Element region listings
—————
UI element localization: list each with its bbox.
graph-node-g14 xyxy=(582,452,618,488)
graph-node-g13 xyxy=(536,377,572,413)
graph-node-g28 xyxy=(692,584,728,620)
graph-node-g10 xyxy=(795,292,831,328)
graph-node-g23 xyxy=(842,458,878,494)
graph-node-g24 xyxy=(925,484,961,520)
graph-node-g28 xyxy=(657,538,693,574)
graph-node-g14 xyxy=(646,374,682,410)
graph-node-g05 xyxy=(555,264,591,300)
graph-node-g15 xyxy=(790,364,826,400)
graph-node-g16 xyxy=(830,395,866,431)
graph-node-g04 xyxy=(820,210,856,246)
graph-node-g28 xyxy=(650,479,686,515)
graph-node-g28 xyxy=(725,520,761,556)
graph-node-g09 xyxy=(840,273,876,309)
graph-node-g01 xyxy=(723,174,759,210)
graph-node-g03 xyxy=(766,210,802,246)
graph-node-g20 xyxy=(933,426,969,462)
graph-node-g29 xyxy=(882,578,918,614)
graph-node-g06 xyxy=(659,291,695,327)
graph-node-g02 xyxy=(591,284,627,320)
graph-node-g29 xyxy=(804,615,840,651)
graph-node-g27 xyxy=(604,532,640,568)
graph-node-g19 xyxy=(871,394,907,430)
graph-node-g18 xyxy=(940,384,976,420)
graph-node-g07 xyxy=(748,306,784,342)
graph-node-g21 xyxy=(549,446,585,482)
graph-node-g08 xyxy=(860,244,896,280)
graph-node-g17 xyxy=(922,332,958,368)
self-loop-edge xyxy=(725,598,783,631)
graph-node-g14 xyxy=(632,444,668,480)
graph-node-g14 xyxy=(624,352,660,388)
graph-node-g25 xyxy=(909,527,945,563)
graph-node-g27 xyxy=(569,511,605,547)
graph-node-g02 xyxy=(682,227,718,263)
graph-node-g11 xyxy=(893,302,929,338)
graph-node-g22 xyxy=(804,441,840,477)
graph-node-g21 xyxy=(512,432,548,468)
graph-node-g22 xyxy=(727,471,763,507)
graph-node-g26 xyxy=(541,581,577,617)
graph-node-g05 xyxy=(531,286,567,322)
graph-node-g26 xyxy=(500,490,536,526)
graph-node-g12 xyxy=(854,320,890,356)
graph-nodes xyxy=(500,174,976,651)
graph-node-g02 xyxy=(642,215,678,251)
—————
Rewrite every one of the records above, replacing "self-loop-edge" with "self-loop-arc" and leaving everything else unchanged.

UI element localization: list each with its bbox.
graph-node-g14 xyxy=(582,452,618,488)
graph-node-g13 xyxy=(536,377,572,413)
graph-node-g28 xyxy=(692,584,728,620)
graph-node-g10 xyxy=(795,292,831,328)
graph-node-g23 xyxy=(842,458,878,494)
graph-node-g24 xyxy=(925,484,961,520)
graph-node-g28 xyxy=(657,538,693,574)
graph-node-g14 xyxy=(646,374,682,410)
graph-node-g05 xyxy=(555,264,591,300)
graph-node-g15 xyxy=(790,364,826,400)
graph-node-g16 xyxy=(830,395,866,431)
graph-node-g04 xyxy=(820,210,856,246)
graph-node-g28 xyxy=(650,479,686,515)
graph-node-g28 xyxy=(725,520,761,556)
graph-node-g09 xyxy=(840,273,876,309)
graph-node-g01 xyxy=(723,174,759,210)
graph-node-g03 xyxy=(766,210,802,246)
graph-node-g20 xyxy=(933,426,969,462)
graph-node-g29 xyxy=(882,578,918,614)
graph-node-g06 xyxy=(659,291,695,327)
graph-node-g02 xyxy=(591,284,627,320)
graph-node-g29 xyxy=(804,615,840,651)
graph-node-g27 xyxy=(604,532,640,568)
graph-node-g19 xyxy=(871,394,907,430)
graph-node-g18 xyxy=(940,384,976,420)
graph-node-g07 xyxy=(748,306,784,342)
graph-node-g21 xyxy=(549,446,585,482)
graph-node-g08 xyxy=(860,244,896,280)
graph-node-g17 xyxy=(922,332,958,368)
self-loop-arc xyxy=(725,598,783,631)
graph-node-g14 xyxy=(632,444,668,480)
graph-node-g14 xyxy=(624,352,660,388)
graph-node-g25 xyxy=(909,527,945,563)
graph-node-g27 xyxy=(569,511,605,547)
graph-node-g02 xyxy=(682,227,718,263)
graph-node-g11 xyxy=(893,302,929,338)
graph-node-g22 xyxy=(804,441,840,477)
graph-node-g21 xyxy=(512,432,548,468)
graph-node-g22 xyxy=(727,471,763,507)
graph-node-g26 xyxy=(541,581,577,617)
graph-node-g05 xyxy=(531,286,567,322)
graph-node-g26 xyxy=(500,490,536,526)
graph-node-g12 xyxy=(854,320,890,356)
graph-nodes xyxy=(500,174,976,651)
graph-node-g02 xyxy=(642,215,678,251)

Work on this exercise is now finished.